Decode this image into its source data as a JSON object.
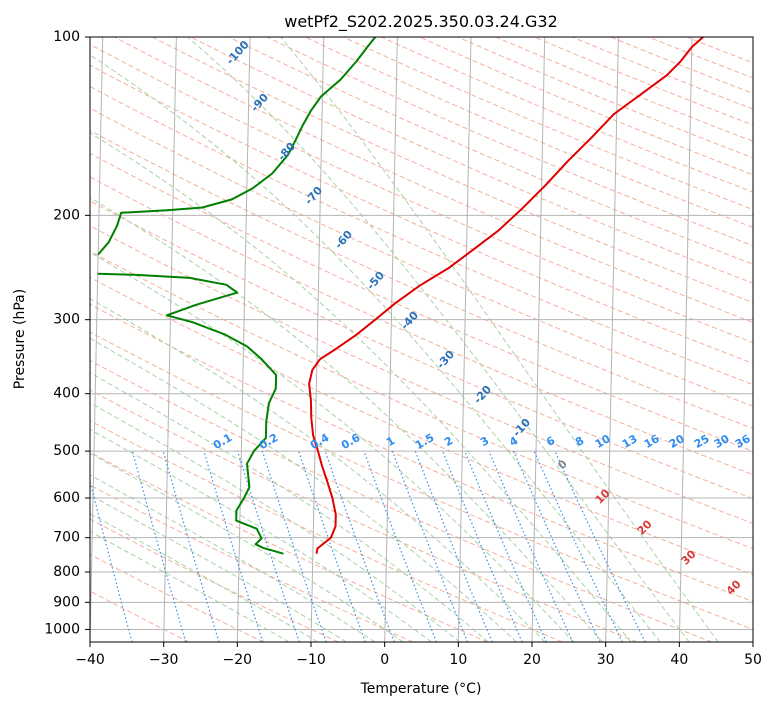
{
  "chart_data": {
    "type": "line",
    "title": "wetPf2_S202.2025.350.03.24.G32",
    "xlabel": "Temperature (°C)",
    "ylabel": "Pressure (hPa)",
    "xlim": [
      -40,
      50
    ],
    "ylim": [
      1050,
      100
    ],
    "y_scale": "log",
    "x_ticks": [
      -40,
      -30,
      -20,
      -10,
      0,
      10,
      20,
      30,
      40,
      50
    ],
    "y_ticks": [
      100,
      200,
      300,
      400,
      500,
      600,
      700,
      800,
      900,
      1000
    ],
    "grid": true,
    "series": [
      {
        "role": "temperature",
        "color": "#e00000",
        "points": [
          {
            "t": -9.5,
            "p": 745
          },
          {
            "t": -9.4,
            "p": 730
          },
          {
            "t": -7.6,
            "p": 700
          },
          {
            "t": -7.0,
            "p": 670
          },
          {
            "t": -7.0,
            "p": 640
          },
          {
            "t": -7.5,
            "p": 600
          },
          {
            "t": -8.3,
            "p": 560
          },
          {
            "t": -9.0,
            "p": 530
          },
          {
            "t": -9.6,
            "p": 500
          },
          {
            "t": -10.3,
            "p": 470
          },
          {
            "t": -10.6,
            "p": 440
          },
          {
            "t": -10.7,
            "p": 410
          },
          {
            "t": -11.0,
            "p": 385
          },
          {
            "t": -10.6,
            "p": 365
          },
          {
            "t": -9.6,
            "p": 350
          },
          {
            "t": -7.3,
            "p": 335
          },
          {
            "t": -4.7,
            "p": 318
          },
          {
            "t": -2.2,
            "p": 300
          },
          {
            "t": 0.4,
            "p": 282
          },
          {
            "t": 3.7,
            "p": 263
          },
          {
            "t": 7.7,
            "p": 245
          },
          {
            "t": 11.0,
            "p": 228
          },
          {
            "t": 14.3,
            "p": 212
          },
          {
            "t": 17.4,
            "p": 195
          },
          {
            "t": 20.5,
            "p": 178
          },
          {
            "t": 23.5,
            "p": 162
          },
          {
            "t": 26.6,
            "p": 148
          },
          {
            "t": 29.6,
            "p": 135
          },
          {
            "t": 33.6,
            "p": 124
          },
          {
            "t": 36.7,
            "p": 116
          },
          {
            "t": 38.5,
            "p": 110
          },
          {
            "t": 40.0,
            "p": 104
          },
          {
            "t": 41.5,
            "p": 100
          }
        ]
      },
      {
        "role": "dewpoint",
        "color": "#008000",
        "points": [
          {
            "t": -14.0,
            "p": 745
          },
          {
            "t": -16.8,
            "p": 728
          },
          {
            "t": -17.8,
            "p": 718
          },
          {
            "t": -17.0,
            "p": 702
          },
          {
            "t": -17.7,
            "p": 676
          },
          {
            "t": -20.5,
            "p": 655
          },
          {
            "t": -20.5,
            "p": 630
          },
          {
            "t": -19.5,
            "p": 600
          },
          {
            "t": -18.8,
            "p": 575
          },
          {
            "t": -19.0,
            "p": 550
          },
          {
            "t": -19.2,
            "p": 525
          },
          {
            "t": -18.3,
            "p": 500
          },
          {
            "t": -16.7,
            "p": 475
          },
          {
            "t": -16.7,
            "p": 445
          },
          {
            "t": -16.4,
            "p": 415
          },
          {
            "t": -15.5,
            "p": 392
          },
          {
            "t": -15.5,
            "p": 372
          },
          {
            "t": -17.5,
            "p": 350
          },
          {
            "t": -19.5,
            "p": 333
          },
          {
            "t": -22.5,
            "p": 318
          },
          {
            "t": -27.0,
            "p": 303
          },
          {
            "t": -30.5,
            "p": 295
          },
          {
            "t": -26.5,
            "p": 283
          },
          {
            "t": -21.0,
            "p": 270
          },
          {
            "t": -22.5,
            "p": 262
          },
          {
            "t": -27.5,
            "p": 255
          },
          {
            "t": -35.0,
            "p": 252
          },
          {
            "t": -40.0,
            "p": 251
          }
        ]
      },
      {
        "role": "dewpoint-upper",
        "color": "#008000",
        "points": [
          {
            "t": -40.0,
            "p": 233
          },
          {
            "t": -38.6,
            "p": 222
          },
          {
            "t": -37.5,
            "p": 208
          },
          {
            "t": -37.0,
            "p": 198
          },
          {
            "t": -30.5,
            "p": 196
          },
          {
            "t": -26.0,
            "p": 194
          },
          {
            "t": -22.0,
            "p": 188
          },
          {
            "t": -19.2,
            "p": 180
          },
          {
            "t": -16.6,
            "p": 170
          },
          {
            "t": -14.5,
            "p": 158
          },
          {
            "t": -13.6,
            "p": 150
          },
          {
            "t": -12.6,
            "p": 141
          },
          {
            "t": -11.5,
            "p": 133
          },
          {
            "t": -10.2,
            "p": 126
          },
          {
            "t": -7.6,
            "p": 118
          },
          {
            "t": -5.5,
            "p": 110
          },
          {
            "t": -3.8,
            "p": 103
          },
          {
            "t": -3.0,
            "p": 100
          }
        ]
      }
    ],
    "dry_adiabat_labels": [
      "-100",
      "-90",
      "-80",
      "-70",
      "-60",
      "-50",
      "-40",
      "-30",
      "-20",
      "-10"
    ],
    "mixing_ratio_labels": [
      "0.1",
      "0.2",
      "0.4",
      "0.6",
      "1",
      "1.5",
      "2",
      "3",
      "4",
      "6",
      "8",
      "10",
      "13",
      "16",
      "20",
      "25",
      "30",
      "36"
    ],
    "moist_adiabat_labels": [
      "0",
      "10",
      "20",
      "30",
      "40"
    ],
    "colors": {
      "isotherm": "#b4b4b4",
      "isobar": "#b4b4b4",
      "dry_adiabat": "#f4b09a",
      "moist_adiabat": "#a6d3a6",
      "mixing_ratio": "#3a8ee6",
      "dry_label": "#2c72b8",
      "mixing_label": "#2f8cf0",
      "moist_label": "#d93a3a",
      "moist_label_zero": "#888888"
    }
  }
}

==============================

- **What you should do**
Repeat the data exactly, excluding the pictures.

- **Exercise output**
Decode this image into its source data as a JSON object.
{
  "chart_data": {
    "type": "line",
    "title": "wetPf2_S202.2025.350.03.24.G32",
    "xlabel": "Temperature (°C)",
    "ylabel": "Pressure (hPa)",
    "xlim": [
      -40,
      50
    ],
    "ylim": [
      1050,
      100
    ],
    "y_scale": "log",
    "x_ticks": [
      -40,
      -30,
      -20,
      -10,
      0,
      10,
      20,
      30,
      40,
      50
    ],
    "y_ticks": [
      100,
      200,
      300,
      400,
      500,
      600,
      700,
      800,
      900,
      1000
    ],
    "grid": true,
    "series": [
      {
        "role": "temperature",
        "color": "#e00000",
        "points": [
          {
            "t": -9.5,
            "p": 745
          },
          {
            "t": -9.4,
            "p": 730
          },
          {
            "t": -7.6,
            "p": 700
          },
          {
            "t": -7.0,
            "p": 670
          },
          {
            "t": -7.0,
            "p": 640
          },
          {
            "t": -7.5,
            "p": 600
          },
          {
            "t": -8.3,
            "p": 560
          },
          {
            "t": -9.0,
            "p": 530
          },
          {
            "t": -9.6,
            "p": 500
          },
          {
            "t": -10.3,
            "p": 470
          },
          {
            "t": -10.6,
            "p": 440
          },
          {
            "t": -10.7,
            "p": 410
          },
          {
            "t": -11.0,
            "p": 385
          },
          {
            "t": -10.6,
            "p": 365
          },
          {
            "t": -9.6,
            "p": 350
          },
          {
            "t": -7.3,
            "p": 335
          },
          {
            "t": -4.7,
            "p": 318
          },
          {
            "t": -2.2,
            "p": 300
          },
          {
            "t": 0.4,
            "p": 282
          },
          {
            "t": 3.7,
            "p": 263
          },
          {
            "t": 7.7,
            "p": 245
          },
          {
            "t": 11.0,
            "p": 228
          },
          {
            "t": 14.3,
            "p": 212
          },
          {
            "t": 17.4,
            "p": 195
          },
          {
            "t": 20.5,
            "p": 178
          },
          {
            "t": 23.5,
            "p": 162
          },
          {
            "t": 26.6,
            "p": 148
          },
          {
            "t": 29.6,
            "p": 135
          },
          {
            "t": 33.6,
            "p": 124
          },
          {
            "t": 36.7,
            "p": 116
          },
          {
            "t": 38.5,
            "p": 110
          },
          {
            "t": 40.0,
            "p": 104
          },
          {
            "t": 41.5,
            "p": 100
          }
        ]
      },
      {
        "role": "dewpoint",
        "color": "#008000",
        "points": [
          {
            "t": -14.0,
            "p": 745
          },
          {
            "t": -16.8,
            "p": 728
          },
          {
            "t": -17.8,
            "p": 718
          },
          {
            "t": -17.0,
            "p": 702
          },
          {
            "t": -17.7,
            "p": 676
          },
          {
            "t": -20.5,
            "p": 655
          },
          {
            "t": -20.5,
            "p": 630
          },
          {
            "t": -19.5,
            "p": 600
          },
          {
            "t": -18.8,
            "p": 575
          },
          {
            "t": -19.0,
            "p": 550
          },
          {
            "t": -19.2,
            "p": 525
          },
          {
            "t": -18.3,
            "p": 500
          },
          {
            "t": -16.7,
            "p": 475
          },
          {
            "t": -16.7,
            "p": 445
          },
          {
            "t": -16.4,
            "p": 415
          },
          {
            "t": -15.5,
            "p": 392
          },
          {
            "t": -15.5,
            "p": 372
          },
          {
            "t": -17.5,
            "p": 350
          },
          {
            "t": -19.5,
            "p": 333
          },
          {
            "t": -22.5,
            "p": 318
          },
          {
            "t": -27.0,
            "p": 303
          },
          {
            "t": -30.5,
            "p": 295
          },
          {
            "t": -26.5,
            "p": 283
          },
          {
            "t": -21.0,
            "p": 270
          },
          {
            "t": -22.5,
            "p": 262
          },
          {
            "t": -27.5,
            "p": 255
          },
          {
            "t": -35.0,
            "p": 252
          },
          {
            "t": -40.0,
            "p": 251
          }
        ]
      },
      {
        "role": "dewpoint-upper",
        "color": "#008000",
        "points": [
          {
            "t": -40.0,
            "p": 233
          },
          {
            "t": -38.6,
            "p": 222
          },
          {
            "t": -37.5,
            "p": 208
          },
          {
            "t": -37.0,
            "p": 198
          },
          {
            "t": -30.5,
            "p": 196
          },
          {
            "t": -26.0,
            "p": 194
          },
          {
            "t": -22.0,
            "p": 188
          },
          {
            "t": -19.2,
            "p": 180
          },
          {
            "t": -16.6,
            "p": 170
          },
          {
            "t": -14.5,
            "p": 158
          },
          {
            "t": -13.6,
            "p": 150
          },
          {
            "t": -12.6,
            "p": 141
          },
          {
            "t": -11.5,
            "p": 133
          },
          {
            "t": -10.2,
            "p": 126
          },
          {
            "t": -7.6,
            "p": 118
          },
          {
            "t": -5.5,
            "p": 110
          },
          {
            "t": -3.8,
            "p": 103
          },
          {
            "t": -3.0,
            "p": 100
          }
        ]
      }
    ],
    "dry_adiabat_labels": [
      "-100",
      "-90",
      "-80",
      "-70",
      "-60",
      "-50",
      "-40",
      "-30",
      "-20",
      "-10"
    ],
    "mixing_ratio_labels": [
      "0.1",
      "0.2",
      "0.4",
      "0.6",
      "1",
      "1.5",
      "2",
      "3",
      "4",
      "6",
      "8",
      "10",
      "13",
      "16",
      "20",
      "25",
      "30",
      "36"
    ],
    "moist_adiabat_labels": [
      "0",
      "10",
      "20",
      "30",
      "40"
    ],
    "colors": {
      "isotherm": "#b4b4b4",
      "isobar": "#b4b4b4",
      "dry_adiabat": "#f4b09a",
      "moist_adiabat": "#a6d3a6",
      "mixing_ratio": "#3a8ee6",
      "dry_label": "#2c72b8",
      "mixing_label": "#2f8cf0",
      "moist_label": "#d93a3a",
      "moist_label_zero": "#888888"
    }
  }
}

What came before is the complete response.